• _Quoted passage_
━━━━━━

These give excellent initial overviews of the relationship between continuous variables in datasets with relatively small numbers of variables.

1.1 Example: Fisher’s iris data

The iris data contains 50 plants for each species, and measurements for four attributes of each of the plants. A scatterplot matrix shows all \(\binom{4}{2}\) possible scatterplots:

We use the pairs function to draw a scatterplot matrix. The pairs function can be customised in the same way as other plots.

data(iris)
pairs(iris[,4:1], pch=16)

  • We’ve seen the plot of Petal Width vs Petal Length before!
  • The scatterplot matrix includes all the other possible scatterplots too.
  • We can see the group structure due to the iris species is evident on all the variables, to varying degrees.
  • The nature and strength of the relationships between the pairs of variables differ substantially. The relationship is quite strong and clear between the petal measurements, but less obvious between the sepal measurements.
  • Note: The plots below the diagonal are just a reflection of those above.

We can also produce the boxplots for all variables in a data set.

boxplot(iris[,4:1])

pairs(iris[,4:1], pch=16)

Boxplots are effective for getting an overview of major differences between variables - particularly in terms of their location (position vertically) and scale (length of the boxplot). However, boxplots are too simple to show whether a variable splits into different modes or groups. Boxplots are also fundamentally a 1-dimensional graphic - they cannot detect or display whether the variables are related.

Conversely, the scatterplot matrix exposes a great deal of the structure of the data, and makes relationships clear. Patterns, trends, and groups emerge quite easily and can be easily spotted by eye. But it is not as effective for comparing scales and locations - we still need the boxplots, even if they are limited!

As with regular scatterplots, we can indicate groups in the data, such as the iris species, through the use of colour:

pairs(iris[,4:1],pch=16,col=c('#f8766d','#00ba38','#619cff')[iris$Species])

━━━━━━

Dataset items
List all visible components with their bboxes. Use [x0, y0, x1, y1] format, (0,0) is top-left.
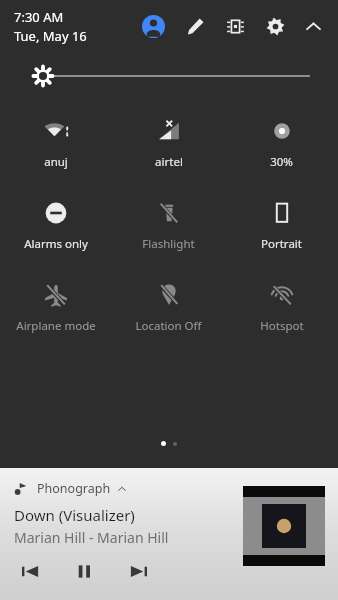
staticText: Tue, May 16 [14, 27, 87, 45]
button[interactable]: Alarms only [0, 196, 112, 256]
button[interactable]: Settings [260, 11, 290, 41]
button[interactable]: Hotspot [225, 278, 338, 338]
staticText: Flashlight [142, 236, 195, 252]
button[interactable]: Location Off [112, 278, 225, 338]
staticText: Alarms only [24, 236, 88, 252]
staticText: Airplane mode [16, 318, 96, 334]
button[interactable]: Pause [68, 555, 100, 587]
button[interactable]: Previous [14, 555, 46, 587]
staticText: Location Off [135, 318, 202, 334]
button[interactable]: 30% [225, 114, 338, 174]
staticText: Phonograph [37, 480, 111, 497]
staticText: airtel [155, 154, 183, 170]
staticText: 7:30 AM [14, 8, 64, 26]
button[interactable]: Flashlight [112, 196, 225, 256]
button[interactable]: airtel [112, 114, 225, 174]
staticText: Hotspot [260, 318, 304, 334]
button[interactable]: Phonograph [0, 468, 338, 600]
staticText: Marian Hill - Marian Hill [14, 528, 169, 547]
button[interactable]: User account [136, 9, 170, 43]
staticText: Down (Visualizer) [14, 505, 135, 525]
staticText: anuj [44, 154, 68, 170]
button[interactable]: Edit [180, 11, 210, 41]
staticText: Portrait [261, 236, 302, 252]
button[interactable]: Memory [220, 11, 250, 41]
button[interactable]: Brightness [0, 52, 338, 100]
button[interactable]: Collapse [298, 11, 328, 41]
button[interactable]: anuj [0, 114, 112, 174]
button[interactable]: Next [122, 555, 154, 587]
button[interactable]: Airplane mode [0, 278, 112, 338]
staticText: 30% [270, 154, 293, 170]
button[interactable]: Portrait [225, 196, 338, 256]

━━━━━━

• _The tasks_
• a. Answer these questions using the scatterplot matrix text:
(i) How many plants of each species does the iris data contain?
(ii) Which function draws the scatterplot matrix?
(iii) Between which measurements is the relationship described as quite strong and clear?
• b. Continue the scatterplot matrix text from after its last line.

• _Responses by task_
• a.
(i) 50
(ii) The pairs function
(iii) The petal measurements

• b.
Here we have all of the \(\binom{4}{2}\) possible scatterplots of the iris variables against each other. Note: The plots below the diagonal are just a reflection of those above, so there is an element of redundancy in the information being presented.

We can now clearly see that group structure due to the different species is evident on all the variables, to varying degrees. However, it is also apparent that the nature and strength of the relationships between the pairs of variables differ substantially. For example, Sepal Length does not appear to be associated with Petal Length for the setosa irises (red), as the points lie in a flat clump - however the other two species do display an association with longer petals associated with longer sepals.

For any pair of continuous variables, we can quantify the strength of the linear association by the correlation coefficient. For a collection of variables, we can compute all of the correletion coefficients between every pair of variables in much the same way:

data(iris)
cor(iris[,-5])
##              Sepal.Length Sepal.Width Petal.Length Petal.Width
## Sepal.Length    1.0000000  -0.1175698    0.8717538   0.8179411
## Sepal.Width    -0.1175698   1.0000000   -0.4284401  -0.3661259
## Petal.Length    0.8717538  -0.4284401    1.0000000   0.9628654
## Petal.Width     0.8179411  -0.3661259    0.9628654   1.0000000

The output is now a matrix of correlations, with a similar layout to the scatterplot matrix. For example, we see that (overall) Sepal Length and Sepal Width have a weak negative correlation, but Petal Length and Petal Width have a high positive correlation.

As the number of variables increases, it becomes more difficult to easily read and absorb a matrix of correlations such as this. A simple visualisation of the matrix known as a corrplot can prove very effective:

library(corrplot)
corrplot(cor(iris[,-5]))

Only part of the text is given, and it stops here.